-- Start Given entries --

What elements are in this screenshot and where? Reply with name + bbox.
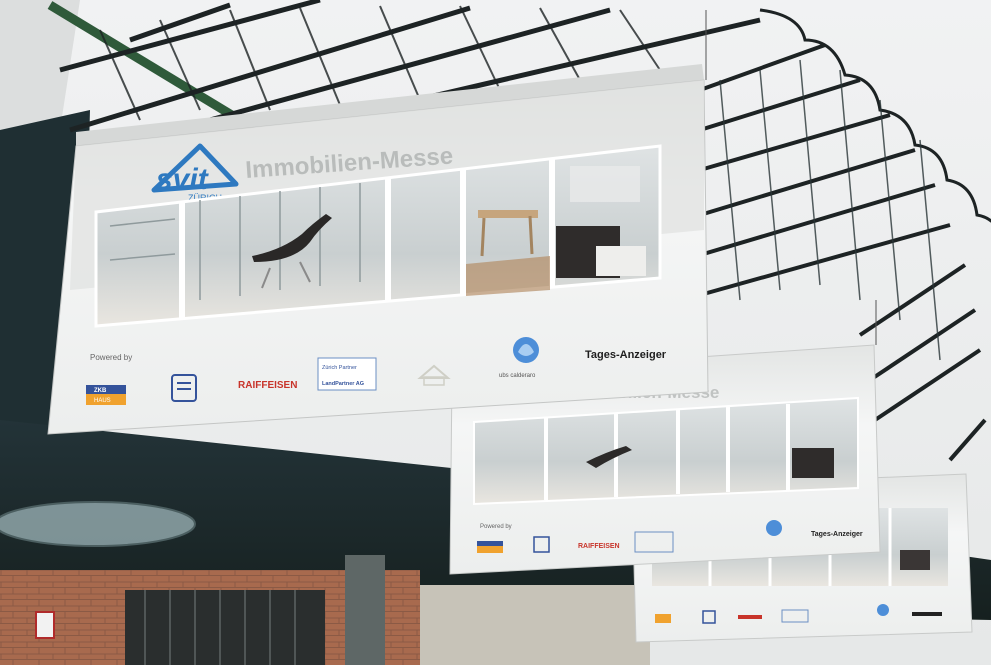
sponsor-tages-anzeiger: Tages-Anzeiger — [585, 349, 667, 361]
photo-scene: Immobilien-Messe Powered by RAIFFEISEN T… — [0, 0, 991, 665]
powered-by-label: Powered by — [90, 353, 132, 362]
sign-post — [35, 611, 55, 639]
sponsor-landpartner-logo: Zürich Partner LandPartner AG — [317, 357, 377, 391]
sponsor-zkb-logo: ZKB HAUS — [86, 385, 126, 405]
svg-text:HAUS: HAUS — [94, 398, 111, 404]
svg-text:Tages-Anzeiger: Tages-Anzeiger — [811, 531, 863, 538]
svg-text:ubs calderaro: ubs calderaro — [499, 373, 536, 379]
svit-logo-text: svit — [156, 163, 210, 196]
pillar — [345, 555, 385, 665]
sponsor-raiffeisen: RAIFFEISEN — [238, 380, 297, 391]
svg-text:RAIFFEISEN: RAIFFEISEN — [578, 543, 620, 550]
svg-text:Powered by: Powered by — [480, 524, 512, 530]
svg-text:Zürich Partner: Zürich Partner — [322, 365, 357, 371]
svg-text:ZKB: ZKB — [94, 388, 107, 394]
svg-text:LandPartner AG: LandPartner AG — [322, 381, 364, 387]
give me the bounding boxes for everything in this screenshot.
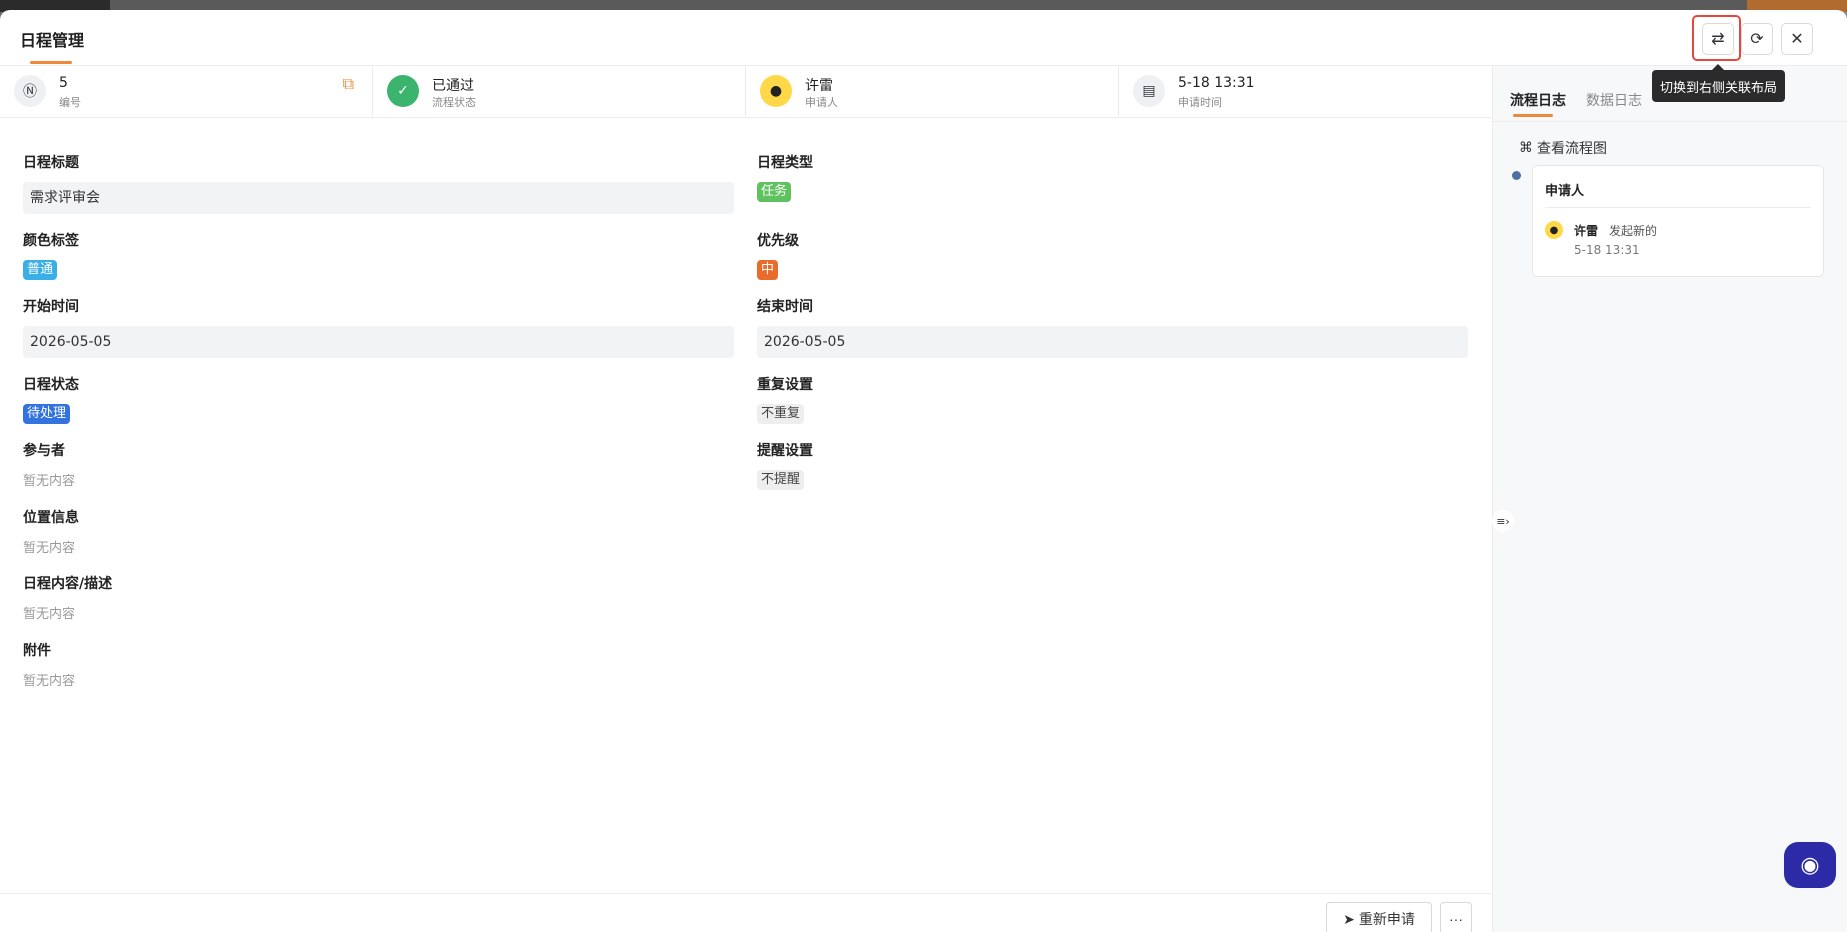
info-time: ▤ 5-18 13:31 申请时间 xyxy=(1119,66,1492,118)
close-button[interactable]: ✕ xyxy=(1781,23,1813,55)
card-divider xyxy=(1545,207,1811,208)
refresh-button[interactable]: ⟳ xyxy=(1741,23,1773,55)
right-panel: 流程日志 数据日志 ⌘ 查看流程图 申请人 ● 许雷 发起新的 5-18 13:… xyxy=(1492,66,1847,932)
attachments-value: 暂无内容 xyxy=(23,674,76,689)
schedule-modal: 日程管理 ⇄ ⟳ ✕ Ⓝ 5 编号 ⧉ ✓ 已通过 流程状态 ● 许雷 申请人 xyxy=(0,10,1847,932)
layout-tooltip: 切换到右侧关联布局 xyxy=(1652,64,1785,102)
timeline-dot xyxy=(1512,171,1521,180)
number-icon: Ⓝ xyxy=(14,75,46,107)
view-flow-label: 查看流程图 xyxy=(1537,141,1607,157)
type-tag: 任务 xyxy=(757,182,792,202)
field-location: 位置信息 暂无内容 xyxy=(23,507,79,556)
repeat-tag: 不重复 xyxy=(757,404,805,424)
assistant-icon: ◉ xyxy=(1800,852,1820,878)
refresh-icon: ⟳ xyxy=(1750,31,1764,48)
status-tag: 待处理 xyxy=(23,404,71,424)
info-applicant: ● 许雷 申请人 xyxy=(746,66,1119,118)
tab-data-log[interactable]: 数据日志 xyxy=(1586,90,1642,110)
check-icon: ✓ xyxy=(387,75,419,107)
field-label: 优先级 xyxy=(757,233,799,249)
description-value: 暂无内容 xyxy=(23,607,76,622)
field-label: 日程状态 xyxy=(23,377,79,393)
resubmit-label: 重新申请 xyxy=(1358,911,1415,927)
field-reminder: 提醒设置 不提醒 xyxy=(757,440,813,490)
reminder-tag: 不提醒 xyxy=(757,470,805,490)
modal-header: 日程管理 ⇄ ⟳ ✕ xyxy=(0,10,1847,66)
field-label: 位置信息 xyxy=(23,510,79,526)
field-end: 结束时间 2026-05-05 xyxy=(757,296,1468,358)
field-label: 重复设置 xyxy=(757,377,813,393)
field-start: 开始时间 2026-05-05 xyxy=(23,296,734,358)
avatar: ● xyxy=(1545,221,1563,239)
field-label: 日程内容/描述 xyxy=(23,576,113,592)
applicant-value: 许雷 xyxy=(805,78,833,94)
info-status: ✓ 已通过 流程状态 xyxy=(373,66,746,118)
field-attachments: 附件 暂无内容 xyxy=(23,640,75,689)
schedule-form: 日程标题 需求评审会 颜色标签 普通 开始时间 2026-05-05 日程状态 … xyxy=(0,118,1492,893)
avatar: ● xyxy=(760,75,792,107)
time-label: 申请时间 xyxy=(1178,96,1222,109)
tab-divider xyxy=(1493,121,1847,122)
end-date-input[interactable]: 2026-05-05 xyxy=(757,326,1468,358)
field-label: 日程标题 xyxy=(23,155,79,171)
field-description: 日程内容/描述 暂无内容 xyxy=(23,573,112,622)
send-icon: ➤ xyxy=(1343,910,1355,927)
number-label: 编号 xyxy=(59,96,81,109)
close-icon: ✕ xyxy=(1790,31,1804,48)
status-label: 流程状态 xyxy=(432,96,476,109)
status-value: 已通过 xyxy=(432,78,474,94)
collapse-icon: ≡› xyxy=(1496,514,1510,528)
more-button[interactable]: ··· xyxy=(1440,902,1472,932)
start-date-input[interactable]: 2026-05-05 xyxy=(23,326,734,358)
applicant-label: 申请人 xyxy=(805,96,838,109)
priority-tag: 中 xyxy=(757,260,779,280)
log-action: 发起新的 xyxy=(1609,224,1658,238)
open-external-icon[interactable]: ⧉ xyxy=(343,74,354,94)
assistant-float-button[interactable]: ◉ xyxy=(1784,842,1836,888)
log-card: 申请人 ● 许雷 发起新的 5-18 13:31 xyxy=(1532,165,1824,277)
field-label: 附件 xyxy=(23,643,51,659)
color-tag: 普通 xyxy=(23,260,58,280)
field-color: 颜色标签 普通 xyxy=(23,230,79,280)
log-time: 5-18 13:31 xyxy=(1574,243,1640,257)
field-label: 结束时间 xyxy=(757,299,813,315)
field-status: 日程状态 待处理 xyxy=(23,374,79,424)
field-title: 日程标题 需求评审会 xyxy=(23,152,734,214)
field-label: 开始时间 xyxy=(23,299,79,315)
field-participants: 参与者 暂无内容 xyxy=(23,440,75,489)
field-repeat: 重复设置 不重复 xyxy=(757,374,813,424)
info-number: Ⓝ 5 编号 ⧉ xyxy=(0,66,373,118)
time-value: 5-18 13:31 xyxy=(1178,75,1255,91)
modal-footer: ➤ 重新申请 ··· xyxy=(0,893,1492,932)
field-label: 日程类型 xyxy=(757,155,813,171)
resubmit-button[interactable]: ➤ 重新申请 xyxy=(1326,902,1432,932)
collapse-panel-toggle[interactable]: ≡› xyxy=(1492,510,1514,532)
switch-layout-button[interactable]: ⇄ xyxy=(1702,23,1734,55)
swap-icon: ⇄ xyxy=(1711,31,1725,48)
location-value: 暂无内容 xyxy=(23,541,76,556)
log-user: 许雷 xyxy=(1574,224,1599,238)
participants-value: 暂无内容 xyxy=(23,474,76,489)
info-bar: Ⓝ 5 编号 ⧉ ✓ 已通过 流程状态 ● 许雷 申请人 ▤ 5-18 13:3… xyxy=(0,66,1492,118)
field-priority: 优先级 中 xyxy=(757,230,799,280)
field-label: 提醒设置 xyxy=(757,443,813,459)
page-title: 日程管理 xyxy=(20,31,85,50)
flowchart-icon: ⌘ xyxy=(1519,140,1533,156)
log-node-title: 申请人 xyxy=(1545,184,1585,199)
tab-flow-log[interactable]: 流程日志 xyxy=(1510,90,1566,110)
field-type: 日程类型 任务 xyxy=(757,152,813,202)
calendar-icon: ▤ xyxy=(1133,75,1165,107)
view-flowchart-link[interactable]: ⌘ 查看流程图 xyxy=(1519,138,1607,158)
tab-underline xyxy=(1513,114,1553,117)
field-label: 参与者 xyxy=(23,443,65,459)
field-label: 颜色标签 xyxy=(23,233,79,249)
number-value: 5 xyxy=(59,75,68,91)
title-input[interactable]: 需求评审会 xyxy=(23,182,734,214)
title-underline xyxy=(30,61,72,64)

-- End Given entries --

Output the lines between the one containing "sponsor-tages-anzeiger: Tages-Anzeiger —" and the one containing "svg-text:ZKB: ZKB — [94, 388, 107, 394]", inclusive, reproducing each line unchanged.

▶ **Expected answer**
sponsor-tages-anzeiger: Tages-Anzeiger — [585, 349, 667, 361]
photo-scene: Immobilien-Messe Powered by RAIFFEISEN T… — [0, 0, 991, 665]
powered-by-label: Powered by — [90, 353, 132, 362]
sign-post — [35, 611, 55, 639]
sponsor-landpartner-logo: Zürich Partner LandPartner AG — [317, 357, 377, 391]
sponsor-zkb-logo: ZKB HAUS — [86, 385, 126, 405]
svg-text:HAUS: HAUS — [94, 398, 111, 404]
svg-text:Tages-Anzeiger: Tages-Anzeiger — [811, 531, 863, 538]
svg-text:ubs calderaro: ubs calderaro — [499, 373, 536, 379]
svit-logo-text: svit — [156, 163, 210, 196]
pillar — [345, 555, 385, 665]
sponsor-raiffeisen: RAIFFEISEN — [238, 380, 297, 391]
svg-text:RAIFFEISEN: RAIFFEISEN — [578, 543, 620, 550]
svg-text:Powered by: Powered by — [480, 524, 512, 530]
svg-text:Zürich Partner: Zürich Partner — [322, 365, 357, 371]
svg-text:ZKB: ZKB — [94, 388, 107, 394]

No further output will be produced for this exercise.